Objective:
Do any lines in the data below contain "gradient"? If so, copy every one of them.

Entries:
# # #
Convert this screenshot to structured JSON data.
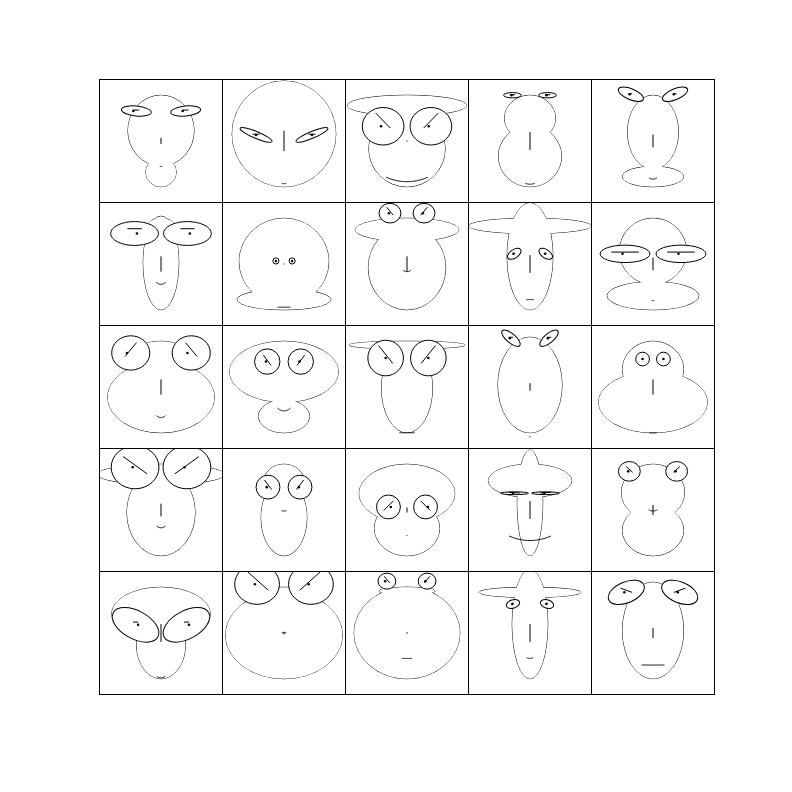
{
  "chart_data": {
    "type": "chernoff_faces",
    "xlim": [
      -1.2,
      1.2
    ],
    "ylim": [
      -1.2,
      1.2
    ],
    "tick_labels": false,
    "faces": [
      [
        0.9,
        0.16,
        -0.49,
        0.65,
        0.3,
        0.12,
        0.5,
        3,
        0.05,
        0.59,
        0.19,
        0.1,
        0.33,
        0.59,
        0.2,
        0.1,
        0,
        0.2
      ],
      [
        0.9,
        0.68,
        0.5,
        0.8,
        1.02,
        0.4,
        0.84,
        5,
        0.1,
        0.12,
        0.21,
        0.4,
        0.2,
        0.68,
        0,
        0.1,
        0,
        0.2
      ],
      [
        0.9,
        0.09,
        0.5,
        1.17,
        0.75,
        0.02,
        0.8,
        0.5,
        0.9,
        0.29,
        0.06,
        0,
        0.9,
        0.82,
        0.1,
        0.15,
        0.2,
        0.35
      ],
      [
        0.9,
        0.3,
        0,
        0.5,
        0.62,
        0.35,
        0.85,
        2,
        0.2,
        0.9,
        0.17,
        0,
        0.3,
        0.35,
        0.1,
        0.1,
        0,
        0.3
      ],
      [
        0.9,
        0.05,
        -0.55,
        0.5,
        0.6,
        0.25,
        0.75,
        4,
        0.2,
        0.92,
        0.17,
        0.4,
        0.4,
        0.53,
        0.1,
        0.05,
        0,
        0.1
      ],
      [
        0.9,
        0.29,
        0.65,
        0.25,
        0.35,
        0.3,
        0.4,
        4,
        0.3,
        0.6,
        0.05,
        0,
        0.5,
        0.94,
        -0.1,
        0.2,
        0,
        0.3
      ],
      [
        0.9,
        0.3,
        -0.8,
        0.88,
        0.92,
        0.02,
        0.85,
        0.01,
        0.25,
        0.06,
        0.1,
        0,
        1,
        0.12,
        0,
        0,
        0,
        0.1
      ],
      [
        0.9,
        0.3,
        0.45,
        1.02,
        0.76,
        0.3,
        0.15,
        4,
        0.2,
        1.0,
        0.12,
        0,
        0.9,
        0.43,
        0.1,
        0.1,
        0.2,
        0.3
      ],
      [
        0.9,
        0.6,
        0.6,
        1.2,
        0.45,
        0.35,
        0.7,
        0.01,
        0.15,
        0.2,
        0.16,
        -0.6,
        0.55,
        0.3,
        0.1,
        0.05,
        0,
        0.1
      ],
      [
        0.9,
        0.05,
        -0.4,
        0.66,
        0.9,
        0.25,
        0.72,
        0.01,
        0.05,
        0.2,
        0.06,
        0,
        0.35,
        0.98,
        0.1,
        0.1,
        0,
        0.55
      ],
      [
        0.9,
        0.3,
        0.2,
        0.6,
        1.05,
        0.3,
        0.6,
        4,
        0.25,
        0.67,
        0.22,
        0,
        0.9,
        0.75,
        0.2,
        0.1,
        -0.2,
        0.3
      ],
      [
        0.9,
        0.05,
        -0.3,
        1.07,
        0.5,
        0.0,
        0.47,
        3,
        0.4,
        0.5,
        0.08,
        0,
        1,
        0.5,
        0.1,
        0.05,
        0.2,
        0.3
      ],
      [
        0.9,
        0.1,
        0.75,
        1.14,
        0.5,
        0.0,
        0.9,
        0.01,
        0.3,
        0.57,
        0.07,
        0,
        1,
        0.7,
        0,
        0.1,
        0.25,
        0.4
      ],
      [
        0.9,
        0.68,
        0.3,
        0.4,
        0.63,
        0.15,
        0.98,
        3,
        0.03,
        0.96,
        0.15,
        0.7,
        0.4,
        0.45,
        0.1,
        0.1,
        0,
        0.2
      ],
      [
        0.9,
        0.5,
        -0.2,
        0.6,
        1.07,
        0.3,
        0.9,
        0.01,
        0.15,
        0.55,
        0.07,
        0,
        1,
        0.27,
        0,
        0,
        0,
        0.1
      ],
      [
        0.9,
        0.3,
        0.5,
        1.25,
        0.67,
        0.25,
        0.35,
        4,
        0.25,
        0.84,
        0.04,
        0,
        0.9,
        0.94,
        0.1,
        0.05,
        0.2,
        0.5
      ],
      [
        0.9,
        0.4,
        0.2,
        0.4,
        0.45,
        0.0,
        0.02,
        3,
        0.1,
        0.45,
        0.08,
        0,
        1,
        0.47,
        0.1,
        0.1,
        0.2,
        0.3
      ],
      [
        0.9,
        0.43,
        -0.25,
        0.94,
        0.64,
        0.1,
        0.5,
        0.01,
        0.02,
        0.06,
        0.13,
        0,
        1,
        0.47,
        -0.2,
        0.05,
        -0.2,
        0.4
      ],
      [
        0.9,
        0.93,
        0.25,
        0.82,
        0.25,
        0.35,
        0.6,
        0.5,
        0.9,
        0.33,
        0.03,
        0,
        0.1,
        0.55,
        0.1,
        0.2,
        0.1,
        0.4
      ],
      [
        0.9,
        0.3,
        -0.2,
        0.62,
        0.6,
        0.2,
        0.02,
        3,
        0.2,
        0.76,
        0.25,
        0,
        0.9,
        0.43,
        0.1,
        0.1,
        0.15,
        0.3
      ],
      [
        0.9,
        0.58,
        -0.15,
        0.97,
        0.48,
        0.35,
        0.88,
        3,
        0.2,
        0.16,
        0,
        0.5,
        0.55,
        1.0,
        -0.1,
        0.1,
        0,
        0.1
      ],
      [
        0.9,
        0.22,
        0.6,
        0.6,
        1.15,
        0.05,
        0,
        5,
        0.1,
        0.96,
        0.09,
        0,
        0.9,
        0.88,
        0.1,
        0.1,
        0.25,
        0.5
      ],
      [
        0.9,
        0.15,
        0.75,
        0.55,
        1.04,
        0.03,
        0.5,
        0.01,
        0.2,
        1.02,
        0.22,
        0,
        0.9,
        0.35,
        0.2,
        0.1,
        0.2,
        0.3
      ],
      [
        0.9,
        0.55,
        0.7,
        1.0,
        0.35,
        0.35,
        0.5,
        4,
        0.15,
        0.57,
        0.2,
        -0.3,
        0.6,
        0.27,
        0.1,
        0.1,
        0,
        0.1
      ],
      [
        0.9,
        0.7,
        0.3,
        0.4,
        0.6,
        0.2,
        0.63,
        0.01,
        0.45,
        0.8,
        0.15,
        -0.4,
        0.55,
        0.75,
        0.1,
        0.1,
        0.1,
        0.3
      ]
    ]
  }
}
# # #
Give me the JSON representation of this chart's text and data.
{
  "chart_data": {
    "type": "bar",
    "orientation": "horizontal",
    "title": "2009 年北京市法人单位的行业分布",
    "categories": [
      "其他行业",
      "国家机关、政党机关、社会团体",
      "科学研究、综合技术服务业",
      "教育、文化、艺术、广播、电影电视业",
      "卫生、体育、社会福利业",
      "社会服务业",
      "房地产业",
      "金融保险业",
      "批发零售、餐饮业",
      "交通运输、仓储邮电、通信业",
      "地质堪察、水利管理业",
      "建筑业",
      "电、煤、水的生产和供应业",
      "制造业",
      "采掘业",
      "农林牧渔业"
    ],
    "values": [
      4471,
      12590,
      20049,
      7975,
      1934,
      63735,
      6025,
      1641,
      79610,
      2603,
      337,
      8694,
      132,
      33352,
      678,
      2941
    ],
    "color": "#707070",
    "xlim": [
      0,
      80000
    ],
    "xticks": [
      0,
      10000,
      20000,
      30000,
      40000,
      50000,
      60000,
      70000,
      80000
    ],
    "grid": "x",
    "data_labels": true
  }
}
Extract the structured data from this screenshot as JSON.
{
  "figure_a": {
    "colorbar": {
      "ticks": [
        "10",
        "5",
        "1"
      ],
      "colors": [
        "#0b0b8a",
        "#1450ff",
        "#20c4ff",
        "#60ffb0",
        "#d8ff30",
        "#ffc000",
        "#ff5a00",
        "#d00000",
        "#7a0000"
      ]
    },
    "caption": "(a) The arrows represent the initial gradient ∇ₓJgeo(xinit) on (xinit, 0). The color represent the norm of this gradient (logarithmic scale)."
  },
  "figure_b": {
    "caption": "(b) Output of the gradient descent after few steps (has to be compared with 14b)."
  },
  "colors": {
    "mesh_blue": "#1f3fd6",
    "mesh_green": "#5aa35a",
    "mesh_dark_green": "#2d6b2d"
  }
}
# # #
Result of the exercise:
    "caption": "(a) The arrows represent the initial gradient ∇ₓJgeo(xinit) on (xinit, 0). The color represent the norm of this gradient (logarithmic scale)."
    "caption": "(b) Output of the gradient descent after few steps (has to be compared with 14b)."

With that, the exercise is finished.